● **DIRECTION**
Your task is to output the listing word for word, with pictures excluded.

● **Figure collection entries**
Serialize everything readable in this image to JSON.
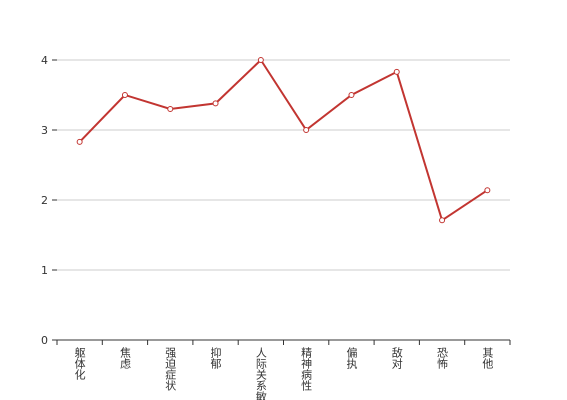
{
  "chart_data": {
    "type": "line",
    "categories": [
      "躯体化",
      "焦虑",
      "强迫症状",
      "抑郁",
      "人际关系敏感",
      "精神病性",
      "偏执",
      "敌对",
      "恐怖",
      "其他"
    ],
    "series": [
      {
        "color": "#c23531",
        "values": [
          2.83,
          3.5,
          3.3,
          3.38,
          4.0,
          3.0,
          3.5,
          3.83,
          1.71,
          2.14
        ]
      }
    ],
    "ylim": [
      0,
      4
    ],
    "yticks": [
      0,
      1,
      2,
      3,
      4
    ],
    "grid": true
  }
}
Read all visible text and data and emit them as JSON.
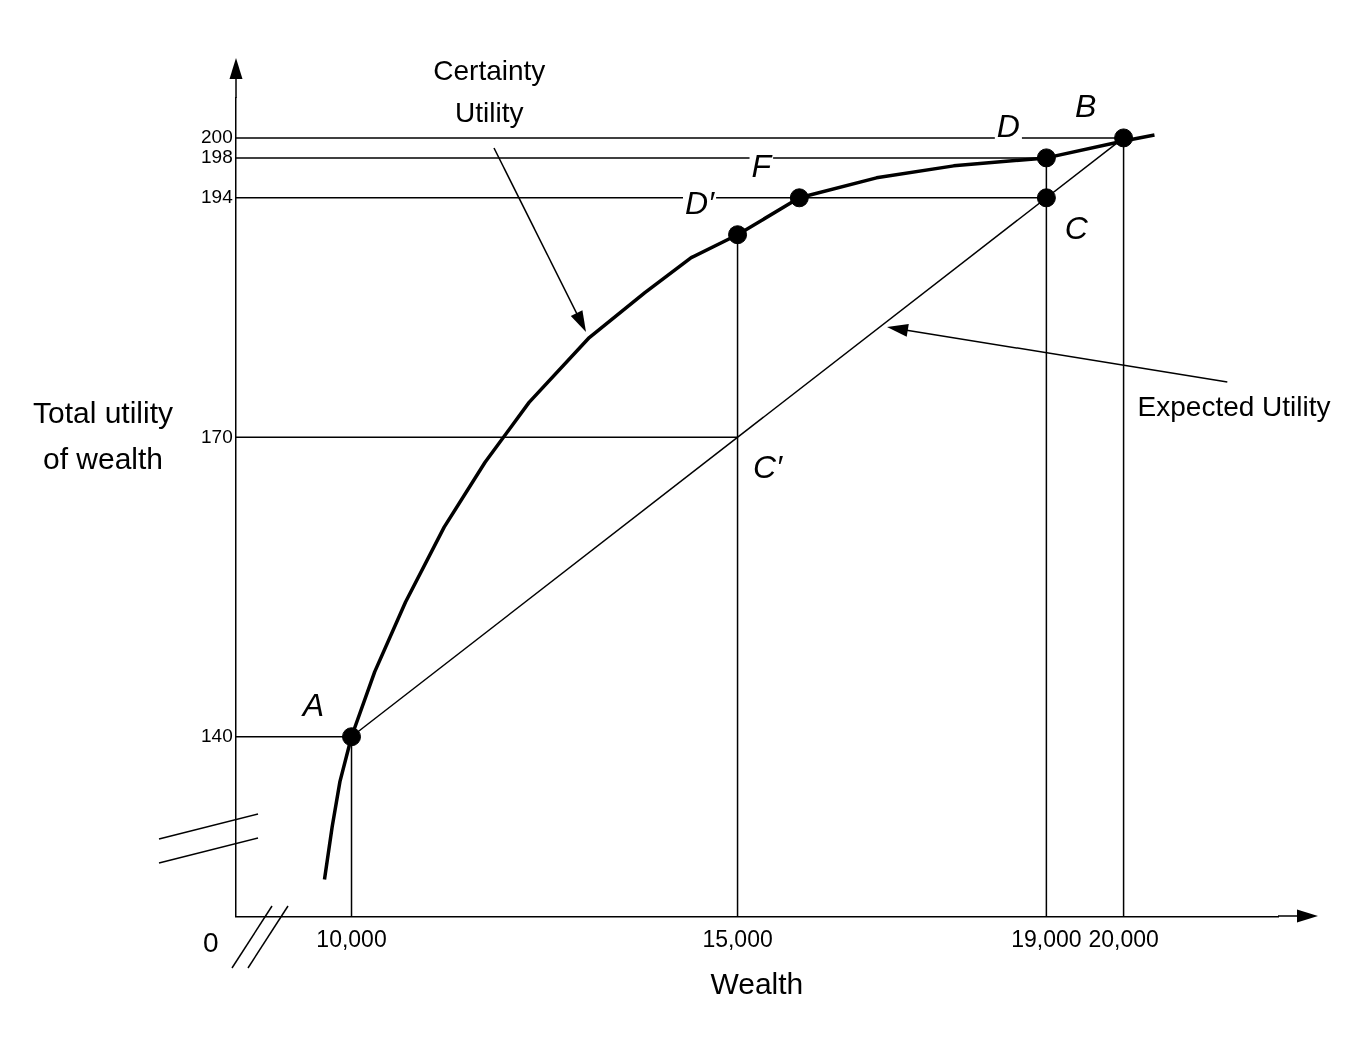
{
  "chart_data": {
    "type": "line",
    "xlabel": "Wealth",
    "ylabel": "Total utility of wealth",
    "xlim": [
      8500,
      22000
    ],
    "xticks": [
      {
        "value": 10000,
        "label": "10,000"
      },
      {
        "value": 15000,
        "label": "15,000"
      },
      {
        "value": 19000,
        "label": "19,000"
      },
      {
        "value": 20000,
        "label": "20,000"
      }
    ],
    "ylim": [
      122,
      204
    ],
    "yticks": [
      140,
      170,
      194,
      198,
      200
    ],
    "grid": false,
    "legend": false,
    "series": [
      {
        "type": "line",
        "color": "#000000",
        "x": [
          9650,
          9750,
          9850,
          10000,
          10300,
          10700,
          11200,
          11730,
          12300,
          13080,
          13800,
          14400,
          15000,
          15800,
          16800,
          17800,
          19000,
          20000,
          20400
        ],
        "values": [
          125.7,
          131,
          135.5,
          140,
          146.5,
          153.5,
          161,
          167.5,
          173.5,
          180,
          184.5,
          188,
          190.3,
          194,
          196,
          197.2,
          198,
          199.7,
          200.3
        ]
      },
      {
        "type": "line",
        "color": "#000000",
        "x": [
          10000,
          20000
        ],
        "values": [
          140,
          200
        ]
      },
      {
        "type": "line",
        "color": "#000000",
        "x": [
          8500,
          20000
        ],
        "values": [
          200,
          200
        ]
      },
      {
        "type": "line",
        "color": "#000000",
        "x": [
          8500,
          19000
        ],
        "values": [
          198,
          198
        ]
      },
      {
        "type": "line",
        "color": "#000000",
        "x": [
          8500,
          19000
        ],
        "values": [
          194,
          194
        ]
      },
      {
        "type": "line",
        "color": "#000000",
        "x": [
          8500,
          15000
        ],
        "values": [
          170,
          170
        ]
      },
      {
        "type": "line",
        "color": "#000000",
        "x": [
          8500,
          10000
        ],
        "values": [
          140,
          140
        ]
      },
      {
        "type": "line",
        "color": "#000000",
        "x": [
          10000,
          10000
        ],
        "values": [
          122,
          140
        ]
      },
      {
        "type": "line",
        "color": "#000000",
        "x": [
          15000,
          15000
        ],
        "values": [
          122,
          190.3
        ]
      },
      {
        "type": "line",
        "color": "#000000",
        "x": [
          19000,
          19000
        ],
        "values": [
          122,
          198
        ]
      },
      {
        "type": "line",
        "color": "#000000",
        "x": [
          20000,
          20000
        ],
        "values": [
          122,
          200
        ]
      },
      {
        "type": "scatter",
        "color": "#000000",
        "marker": "circle",
        "x": [
          10000,
          15000,
          15800,
          19000,
          19000,
          20000
        ],
        "values": [
          140,
          190.3,
          194,
          198,
          194,
          200
        ]
      }
    ],
    "annotations": [
      "0",
      "Certainty Utility",
      "Expected Utility",
      {
        "text": "A",
        "x": 10000,
        "y": 140
      },
      {
        "text": "B",
        "x": 20000,
        "y": 200
      },
      {
        "text": "C",
        "x": 19000,
        "y": 194
      },
      {
        "text": "C′",
        "x": 15000,
        "y": 170
      },
      {
        "text": "D",
        "x": 19000,
        "y": 198
      },
      {
        "text": "D′",
        "x": 15000,
        "y": 190.3
      },
      {
        "text": "F",
        "x": 15800,
        "y": 194
      }
    ]
  }
}
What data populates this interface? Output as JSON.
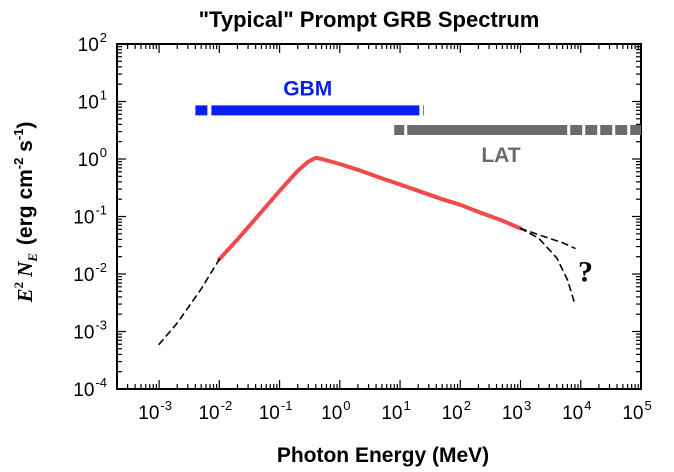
{
  "chart_data": {
    "type": "line",
    "title": "\"Typical\" Prompt GRB Spectrum",
    "xlabel": "Photon Energy (MeV)",
    "ylabel": {
      "prefix": "E",
      "prefix_sup": "2",
      "symbol": "N",
      "symbol_sub": "E",
      "units": "(erg cm",
      "u1": "-2",
      "u2": " s",
      "u3": "-1",
      "u4": ")"
    },
    "xscale": "log",
    "yscale": "log",
    "xlim": [
      0.0002,
      100000
    ],
    "ylim": [
      0.0001,
      100
    ],
    "x_tick_exponents": [
      -3,
      -2,
      -1,
      0,
      1,
      2,
      3,
      4,
      5
    ],
    "y_tick_exponents": [
      -4,
      -3,
      -2,
      -1,
      0,
      1,
      2
    ],
    "series": [
      {
        "style": "solid",
        "color": "#f04a4a",
        "x": [
          0.01,
          0.02,
          0.05,
          0.1,
          0.2,
          0.3,
          0.4,
          0.5,
          1,
          2,
          5,
          10,
          20,
          50,
          100,
          200,
          500,
          1000
        ],
        "y": [
          0.018,
          0.04,
          0.12,
          0.28,
          0.62,
          0.9,
          1.05,
          1.0,
          0.82,
          0.65,
          0.46,
          0.36,
          0.28,
          0.2,
          0.16,
          0.12,
          0.085,
          0.062
        ]
      },
      {
        "style": "dashed",
        "color": "#000000",
        "x": [
          0.001,
          0.002,
          0.005,
          0.01
        ],
        "y": [
          0.0006,
          0.0014,
          0.0055,
          0.018
        ]
      },
      {
        "style": "dashed",
        "color": "#000000",
        "x": [
          1000,
          2000,
          5000,
          8000
        ],
        "y": [
          0.062,
          0.048,
          0.035,
          0.028
        ]
      },
      {
        "style": "dashed",
        "color": "#000000",
        "x": [
          1000,
          2000,
          4000,
          6000,
          8000
        ],
        "y": [
          0.062,
          0.042,
          0.019,
          0.008,
          0.003
        ]
      }
    ],
    "bands": [
      {
        "label": "GBM",
        "color": "#0a1ef0",
        "y": 7,
        "xmin": 0.004,
        "xmax": 25,
        "style": "solid"
      },
      {
        "label": "LAT",
        "color": "#6b6b6b",
        "y": 3.2,
        "xmin": 8,
        "xmax": 100000,
        "style": "dashed"
      }
    ],
    "annotations": [
      {
        "text": "?",
        "x": 12000,
        "y": 0.011
      }
    ]
  }
}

● **COMPLETED TASK**
Serialize everything readable in this image to JSON.
{
  "chart_data": {
    "type": "line",
    "categories": [
      "躯体化",
      "焦虑",
      "强迫症状",
      "抑郁",
      "人际关系敏感",
      "精神病性",
      "偏执",
      "敌对",
      "恐怖",
      "其他"
    ],
    "series": [
      {
        "color": "#c23531",
        "values": [
          2.83,
          3.5,
          3.3,
          3.38,
          4.0,
          3.0,
          3.5,
          3.83,
          1.71,
          2.14
        ]
      }
    ],
    "ylim": [
      0,
      4
    ],
    "yticks": [
      0,
      1,
      2,
      3,
      4
    ],
    "grid": true
  }
}
Read all visible text and data and emit them as JSON.
{
  "chart_data": {
    "type": "line",
    "xlabel": "Wealth",
    "ylabel": "Total utility of wealth",
    "xlim": [
      8500,
      22000
    ],
    "xticks": [
      {
        "value": 10000,
        "label": "10,000"
      },
      {
        "value": 15000,
        "label": "15,000"
      },
      {
        "value": 19000,
        "label": "19,000"
      },
      {
        "value": 20000,
        "label": "20,000"
      }
    ],
    "ylim": [
      122,
      204
    ],
    "yticks": [
      140,
      170,
      194,
      198,
      200
    ],
    "grid": false,
    "legend": false,
    "series": [
      {
        "type": "line",
        "color": "#000000",
        "x": [
          9650,
          9750,
          9850,
          10000,
          10300,
          10700,
          11200,
          11730,
          12300,
          13080,
          13800,
          14400,
          15000,
          15800,
          16800,
          17800,
          19000,
          20000,
          20400
        ],
        "values": [
          125.7,
          131,
          135.5,
          140,
          146.5,
          153.5,
          161,
          167.5,
          173.5,
          180,
          184.5,
          188,
          190.3,
          194,
          196,
          197.2,
          198,
          199.7,
          200.3
        ]
      },
      {
        "type": "line",
        "color": "#000000",
        "x": [
          10000,
          20000
        ],
        "values": [
          140,
          200
        ]
      },
      {
        "type": "line",
        "color": "#000000",
        "x": [
          8500,
          20000
        ],
        "values": [
          200,
          200
        ]
      },
      {
        "type": "line",
        "color": "#000000",
        "x": [
          8500,
          19000
        ],
        "values": [
          198,
          198
        ]
      },
      {
        "type": "line",
        "color": "#000000",
        "x": [
          8500,
          19000
        ],
        "values": [
          194,
          194
        ]
      },
      {
        "type": "line",
        "color": "#000000",
        "x": [
          8500,
          15000
        ],
        "values": [
          170,
          170
        ]
      },
      {
        "type": "line",
        "color": "#000000",
        "x": [
          8500,
          10000
        ],
        "values": [
          140,
          140
        ]
      },
      {
        "type": "line",
        "color": "#000000",
        "x": [
          10000,
          10000
        ],
        "values": [
          122,
          140
        ]
      },
      {
        "type": "line",
        "color": "#000000",
        "x": [
          15000,
          15000
        ],
        "values": [
          122,
          190.3
        ]
      },
      {
        "type": "line",
        "color": "#000000",
        "x": [
          19000,
          19000
        ],
        "values": [
          122,
          198
        ]
      },
      {
        "type": "line",
        "color": "#000000",
        "x": [
          20000,
          20000
        ],
        "values": [
          122,
          200
        ]
      },
      {
        "type": "scatter",
        "color": "#000000",
        "marker": "circle",
        "x": [
          10000,
          15000,
          15800,
          19000,
          19000,
          20000
        ],
        "values": [
          140,
          190.3,
          194,
          198,
          194,
          200
        ]
      }
    ],
    "annotations": [
      "0",
      "Certainty Utility",
      "Expected Utility",
      {
        "text": "A",
        "x": 10000,
        "y": 140
      },
      {
        "text": "B",
        "x": 20000,
        "y": 200
      },
      {
        "text": "C",
        "x": 19000,
        "y": 194
      },
      {
        "text": "C′",
        "x": 15000,
        "y": 170
      },
      {
        "text": "D",
        "x": 19000,
        "y": 198
      },
      {
        "text": "D′",
        "x": 15000,
        "y": 190.3
      },
      {
        "text": "F",
        "x": 15800,
        "y": 194
      }
    ]
  }
}
What data populates this interface? Output as JSON.
{
  "chart_data": {
    "type": "line",
    "title": "\"Typical\" Prompt GRB Spectrum",
    "xlabel": "Photon Energy (MeV)",
    "ylabel": {
      "prefix": "E",
      "prefix_sup": "2",
      "symbol": "N",
      "symbol_sub": "E",
      "units": "(erg cm",
      "u1": "-2",
      "u2": " s",
      "u3": "-1",
      "u4": ")"
    },
    "xscale": "log",
    "yscale": "log",
    "xlim": [
      0.0002,
      100000
    ],
    "ylim": [
      0.0001,
      100
    ],
    "x_tick_exponents": [
      -3,
      -2,
      -1,
      0,
      1,
      2,
      3,
      4,
      5
    ],
    "y_tick_exponents": [
      -4,
      -3,
      -2,
      -1,
      0,
      1,
      2
    ],
    "series": [
      {
        "style": "solid",
        "color": "#f04a4a",
        "x": [
          0.01,
          0.02,
          0.05,
          0.1,
          0.2,
          0.3,
          0.4,
          0.5,
          1,
          2,
          5,
          10,
          20,
          50,
          100,
          200,
          500,
          1000
        ],
        "y": [
          0.018,
          0.04,
          0.12,
          0.28,
          0.62,
          0.9,
          1.05,
          1.0,
          0.82,
          0.65,
          0.46,
          0.36,
          0.28,
          0.2,
          0.16,
          0.12,
          0.085,
          0.062
        ]
      },
      {
        "style": "dashed",
        "color": "#000000",
        "x": [
          0.001,
          0.002,
          0.005,
          0.01
        ],
        "y": [
          0.0006,
          0.0014,
          0.0055,
          0.018
        ]
      },
      {
        "style": "dashed",
        "color": "#000000",
        "x": [
          1000,
          2000,
          5000,
          8000
        ],
        "y": [
          0.062,
          0.048,
          0.035,
          0.028
        ]
      },
      {
        "style": "dashed",
        "color": "#000000",
        "x": [
          1000,
          2000,
          4000,
          6000,
          8000
        ],
        "y": [
          0.062,
          0.042,
          0.019,
          0.008,
          0.003
        ]
      }
    ],
    "bands": [
      {
        "label": "GBM",
        "color": "#0a1ef0",
        "y": 7,
        "xmin": 0.004,
        "xmax": 25,
        "style": "solid"
      },
      {
        "label": "LAT",
        "color": "#6b6b6b",
        "y": 3.2,
        "xmin": 8,
        "xmax": 100000,
        "style": "dashed"
      }
    ],
    "annotations": [
      {
        "text": "?",
        "x": 12000,
        "y": 0.011
      }
    ]
  }
}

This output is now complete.